* GIVEN TEXT:
┄┄┄┄┄┄┄┄┄┄
(DGIwire) — Many leaders and managers surround themselves with yes-men, butt-kissers, devotees and others who are excellent at praising powerful people. Having been on the receiving end of accolades, I can certainly validate that hearing others declare your ideas brilliant can feel absolutely wonderful. I’m the first to say I much prefer praise to criticism. It’s nice to bask in the glory when others are recognizing your greatness, talent and smarts…but it’s only a fool who wouldn’t also realize that sometimes such adoring cheers are dangerous, could be part of someone else’s personal agenda and, consequently, may actually prevent your ultimate success in real time.
Separating truth and fiction while recognizing sincere versus self-serving advice from consultants are crucial management skills. So how do you learn to recognize the sycophant consultants, those who flatter to keep fees coming in their direction, from those who actually have you and your company’s best interests at heart?
In theory, a consultant is supposed to always have the client’s best interests at heart. Yet money is involved, so this fact alone can skew intentions and actions. A consultant has bills to pay and every client is actually another “boss.” It’s not easy to tell your boss that they are wrong—regardless of your role in the food chain. But this is what good consultants must sometimes do, even when there is a high probability of losing the client and fee if the advice does not seem like what a “team player” might propose.
Most executives that I have had the opportunity to counsel already have their own answers in their hearts and guts. If not, they wouldn’t have risen to their coveted leadership status and be running the show at their respective companies or departments. Others seek and openly want guidance. This said, I believe overall that what most executives want, and maybe need, is to be able to converse with someone they can trust: a sounding board, counselor and advisor who can be relied on to be thoughtful and probing. A consultant who positions herself as a devil’s advocate, who is removed from whatever the situation is that requires advice and counsel while providing perspective from a 30,000-foot level.
┄┄┄┄┄┄┄┄┄┄
* WORK TO DO:
**a)** From the consulting article, list the three roles it says executives want a trusted person to fill.
**b)** Answer these questions using the consulting article.
(i) Which does the writer prefer, praise or criticism?
(ii) According to the writer, what is every client to a consultant?
(iii) From what height does the ideal consultant give perspective?
┄┄┄┄┄┄┄┄┄┄
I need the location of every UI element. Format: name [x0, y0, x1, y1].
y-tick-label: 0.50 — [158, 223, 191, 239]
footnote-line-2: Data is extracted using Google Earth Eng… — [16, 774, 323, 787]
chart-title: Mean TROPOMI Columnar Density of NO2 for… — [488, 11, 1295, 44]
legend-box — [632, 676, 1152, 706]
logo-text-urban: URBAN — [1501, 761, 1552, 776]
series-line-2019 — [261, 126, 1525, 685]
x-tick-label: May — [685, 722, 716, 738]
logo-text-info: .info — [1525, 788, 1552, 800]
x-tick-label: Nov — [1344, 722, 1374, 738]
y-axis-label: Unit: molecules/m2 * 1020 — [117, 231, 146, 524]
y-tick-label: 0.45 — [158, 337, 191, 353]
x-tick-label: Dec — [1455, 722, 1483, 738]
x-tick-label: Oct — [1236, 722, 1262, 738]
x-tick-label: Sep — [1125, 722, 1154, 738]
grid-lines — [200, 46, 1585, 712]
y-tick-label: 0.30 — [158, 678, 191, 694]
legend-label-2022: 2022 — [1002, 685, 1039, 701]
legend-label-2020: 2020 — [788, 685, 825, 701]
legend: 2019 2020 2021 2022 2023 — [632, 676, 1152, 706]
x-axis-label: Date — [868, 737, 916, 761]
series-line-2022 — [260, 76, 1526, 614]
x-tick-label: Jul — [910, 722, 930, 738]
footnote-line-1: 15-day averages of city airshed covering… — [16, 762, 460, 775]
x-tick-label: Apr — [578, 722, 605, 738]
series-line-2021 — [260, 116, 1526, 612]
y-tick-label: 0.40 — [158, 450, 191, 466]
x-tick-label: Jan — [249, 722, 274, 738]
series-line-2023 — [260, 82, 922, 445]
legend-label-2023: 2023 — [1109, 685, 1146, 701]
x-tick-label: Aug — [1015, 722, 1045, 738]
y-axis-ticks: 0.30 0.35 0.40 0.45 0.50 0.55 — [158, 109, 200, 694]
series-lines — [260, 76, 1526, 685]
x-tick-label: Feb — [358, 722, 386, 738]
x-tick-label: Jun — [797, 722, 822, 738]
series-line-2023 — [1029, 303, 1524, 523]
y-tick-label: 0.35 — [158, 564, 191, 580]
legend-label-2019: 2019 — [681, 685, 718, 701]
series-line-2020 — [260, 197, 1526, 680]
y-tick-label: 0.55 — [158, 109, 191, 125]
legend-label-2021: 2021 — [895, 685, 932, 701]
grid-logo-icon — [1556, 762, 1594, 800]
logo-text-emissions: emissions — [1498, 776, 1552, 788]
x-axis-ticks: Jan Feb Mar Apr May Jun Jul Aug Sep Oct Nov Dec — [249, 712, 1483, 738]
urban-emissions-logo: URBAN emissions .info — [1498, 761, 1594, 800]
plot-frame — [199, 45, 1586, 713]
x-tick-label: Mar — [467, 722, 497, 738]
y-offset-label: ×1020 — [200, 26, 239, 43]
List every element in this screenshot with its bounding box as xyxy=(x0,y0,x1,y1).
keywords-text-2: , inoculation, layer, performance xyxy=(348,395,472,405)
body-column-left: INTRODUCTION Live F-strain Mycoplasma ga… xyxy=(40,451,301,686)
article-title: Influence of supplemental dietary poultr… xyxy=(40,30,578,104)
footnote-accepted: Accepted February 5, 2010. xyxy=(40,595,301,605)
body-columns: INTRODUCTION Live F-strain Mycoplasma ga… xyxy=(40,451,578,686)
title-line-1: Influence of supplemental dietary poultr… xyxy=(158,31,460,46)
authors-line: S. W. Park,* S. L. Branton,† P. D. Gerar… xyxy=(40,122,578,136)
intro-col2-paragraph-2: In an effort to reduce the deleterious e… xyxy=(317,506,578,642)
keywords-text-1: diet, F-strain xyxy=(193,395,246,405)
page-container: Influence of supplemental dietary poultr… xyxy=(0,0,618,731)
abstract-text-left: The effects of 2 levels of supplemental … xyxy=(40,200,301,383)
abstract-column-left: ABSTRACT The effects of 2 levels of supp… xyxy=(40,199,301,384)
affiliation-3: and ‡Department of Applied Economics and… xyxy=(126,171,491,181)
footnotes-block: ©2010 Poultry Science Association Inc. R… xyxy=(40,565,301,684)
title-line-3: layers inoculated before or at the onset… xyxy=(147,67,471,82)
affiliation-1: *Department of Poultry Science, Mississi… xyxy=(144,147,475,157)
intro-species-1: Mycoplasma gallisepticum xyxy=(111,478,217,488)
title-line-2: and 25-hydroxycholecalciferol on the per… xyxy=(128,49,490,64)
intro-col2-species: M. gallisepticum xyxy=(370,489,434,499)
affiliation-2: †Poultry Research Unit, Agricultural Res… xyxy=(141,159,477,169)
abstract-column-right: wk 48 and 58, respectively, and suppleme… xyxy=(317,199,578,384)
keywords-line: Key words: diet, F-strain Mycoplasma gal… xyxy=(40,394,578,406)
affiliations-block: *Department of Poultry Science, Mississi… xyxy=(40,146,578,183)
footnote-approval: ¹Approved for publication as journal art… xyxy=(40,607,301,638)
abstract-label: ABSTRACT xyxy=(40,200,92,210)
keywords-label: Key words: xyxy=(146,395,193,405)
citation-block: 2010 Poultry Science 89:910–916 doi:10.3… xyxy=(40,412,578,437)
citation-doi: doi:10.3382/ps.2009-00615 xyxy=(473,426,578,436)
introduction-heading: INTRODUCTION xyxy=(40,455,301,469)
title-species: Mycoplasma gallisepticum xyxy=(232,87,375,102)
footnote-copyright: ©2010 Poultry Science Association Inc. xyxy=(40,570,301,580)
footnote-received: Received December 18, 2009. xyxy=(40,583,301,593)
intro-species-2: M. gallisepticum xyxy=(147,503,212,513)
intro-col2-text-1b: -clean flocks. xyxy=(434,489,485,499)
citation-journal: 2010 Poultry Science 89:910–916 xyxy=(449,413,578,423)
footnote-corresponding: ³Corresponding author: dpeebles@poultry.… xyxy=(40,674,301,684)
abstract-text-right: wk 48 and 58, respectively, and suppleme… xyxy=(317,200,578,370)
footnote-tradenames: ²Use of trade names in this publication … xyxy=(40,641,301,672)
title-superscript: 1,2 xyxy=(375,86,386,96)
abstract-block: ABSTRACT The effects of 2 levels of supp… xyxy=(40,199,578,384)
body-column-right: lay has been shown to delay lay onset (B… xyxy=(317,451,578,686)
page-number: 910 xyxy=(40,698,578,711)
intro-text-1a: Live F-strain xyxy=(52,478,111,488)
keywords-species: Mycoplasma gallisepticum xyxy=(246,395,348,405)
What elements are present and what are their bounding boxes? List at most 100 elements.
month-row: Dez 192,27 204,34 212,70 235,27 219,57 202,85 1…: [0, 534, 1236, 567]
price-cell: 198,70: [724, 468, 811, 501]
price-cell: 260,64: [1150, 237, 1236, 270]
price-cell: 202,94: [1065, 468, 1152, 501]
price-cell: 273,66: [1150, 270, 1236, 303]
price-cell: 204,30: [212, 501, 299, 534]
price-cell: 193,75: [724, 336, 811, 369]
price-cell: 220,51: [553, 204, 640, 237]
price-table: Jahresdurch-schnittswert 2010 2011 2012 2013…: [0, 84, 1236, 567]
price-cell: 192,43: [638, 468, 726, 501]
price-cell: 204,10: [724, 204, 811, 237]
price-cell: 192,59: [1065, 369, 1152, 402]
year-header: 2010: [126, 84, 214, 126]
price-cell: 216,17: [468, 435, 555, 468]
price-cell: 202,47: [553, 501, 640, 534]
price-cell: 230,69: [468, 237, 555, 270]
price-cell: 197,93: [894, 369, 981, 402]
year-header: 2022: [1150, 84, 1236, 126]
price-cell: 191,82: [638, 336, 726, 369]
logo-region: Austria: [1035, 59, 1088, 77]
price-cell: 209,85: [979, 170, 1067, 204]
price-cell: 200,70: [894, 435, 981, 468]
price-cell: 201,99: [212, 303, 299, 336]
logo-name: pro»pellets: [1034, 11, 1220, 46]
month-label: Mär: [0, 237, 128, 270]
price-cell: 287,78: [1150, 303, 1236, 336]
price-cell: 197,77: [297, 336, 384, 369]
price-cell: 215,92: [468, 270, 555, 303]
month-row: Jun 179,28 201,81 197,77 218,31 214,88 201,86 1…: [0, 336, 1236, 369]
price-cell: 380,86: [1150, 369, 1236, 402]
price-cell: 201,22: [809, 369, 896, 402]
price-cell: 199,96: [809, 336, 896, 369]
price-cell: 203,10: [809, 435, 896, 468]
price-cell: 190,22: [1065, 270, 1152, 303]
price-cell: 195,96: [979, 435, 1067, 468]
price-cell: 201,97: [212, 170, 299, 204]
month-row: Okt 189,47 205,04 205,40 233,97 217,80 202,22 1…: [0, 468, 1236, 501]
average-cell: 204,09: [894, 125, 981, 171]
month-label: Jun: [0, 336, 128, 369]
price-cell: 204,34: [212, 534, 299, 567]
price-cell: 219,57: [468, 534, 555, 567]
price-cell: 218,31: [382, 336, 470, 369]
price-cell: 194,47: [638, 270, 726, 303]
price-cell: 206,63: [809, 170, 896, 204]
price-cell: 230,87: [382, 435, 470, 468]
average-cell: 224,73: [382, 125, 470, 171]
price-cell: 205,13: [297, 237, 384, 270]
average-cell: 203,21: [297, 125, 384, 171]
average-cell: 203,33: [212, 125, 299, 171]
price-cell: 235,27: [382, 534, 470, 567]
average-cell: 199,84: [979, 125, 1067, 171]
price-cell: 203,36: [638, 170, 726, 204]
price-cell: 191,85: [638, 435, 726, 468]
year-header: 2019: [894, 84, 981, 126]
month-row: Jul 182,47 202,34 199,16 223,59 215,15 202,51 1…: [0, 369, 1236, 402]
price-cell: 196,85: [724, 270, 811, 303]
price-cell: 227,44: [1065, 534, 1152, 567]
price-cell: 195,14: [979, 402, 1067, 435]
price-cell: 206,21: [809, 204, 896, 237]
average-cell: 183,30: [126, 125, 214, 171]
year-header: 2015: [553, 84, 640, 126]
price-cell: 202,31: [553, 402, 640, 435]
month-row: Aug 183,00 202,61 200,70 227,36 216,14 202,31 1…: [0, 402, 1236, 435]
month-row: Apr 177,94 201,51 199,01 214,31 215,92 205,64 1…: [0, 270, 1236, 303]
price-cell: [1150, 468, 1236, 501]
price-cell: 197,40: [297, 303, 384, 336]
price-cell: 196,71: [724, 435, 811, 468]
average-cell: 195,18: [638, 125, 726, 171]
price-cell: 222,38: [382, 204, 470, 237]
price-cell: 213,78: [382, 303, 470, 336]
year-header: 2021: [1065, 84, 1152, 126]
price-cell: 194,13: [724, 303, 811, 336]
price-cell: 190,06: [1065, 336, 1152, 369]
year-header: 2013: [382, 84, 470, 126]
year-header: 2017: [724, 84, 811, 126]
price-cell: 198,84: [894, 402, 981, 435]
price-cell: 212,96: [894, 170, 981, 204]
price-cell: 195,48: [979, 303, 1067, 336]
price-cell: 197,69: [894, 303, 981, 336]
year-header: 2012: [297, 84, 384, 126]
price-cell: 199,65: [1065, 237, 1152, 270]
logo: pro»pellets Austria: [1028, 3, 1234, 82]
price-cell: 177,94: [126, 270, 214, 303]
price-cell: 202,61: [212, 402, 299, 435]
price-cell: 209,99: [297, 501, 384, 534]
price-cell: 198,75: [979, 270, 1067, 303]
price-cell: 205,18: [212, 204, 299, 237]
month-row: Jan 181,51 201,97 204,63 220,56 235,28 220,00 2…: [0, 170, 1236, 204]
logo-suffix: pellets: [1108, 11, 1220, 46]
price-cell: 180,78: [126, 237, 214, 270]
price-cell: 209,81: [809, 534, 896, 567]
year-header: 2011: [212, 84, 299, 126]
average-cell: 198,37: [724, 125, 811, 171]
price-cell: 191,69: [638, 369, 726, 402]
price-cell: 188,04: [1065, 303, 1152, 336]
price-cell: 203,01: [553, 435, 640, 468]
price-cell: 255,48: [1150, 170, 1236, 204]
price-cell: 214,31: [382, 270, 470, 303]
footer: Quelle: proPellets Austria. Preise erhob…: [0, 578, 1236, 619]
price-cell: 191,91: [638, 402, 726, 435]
┄┄┄┄┄┄┄┄┄┄
* REPLIES:
**a)** A sounding board, a counselor, and an advisor.

**b)**
(i) Praise.
(ii) Another "boss."
(iii) From a 30,000-foot level.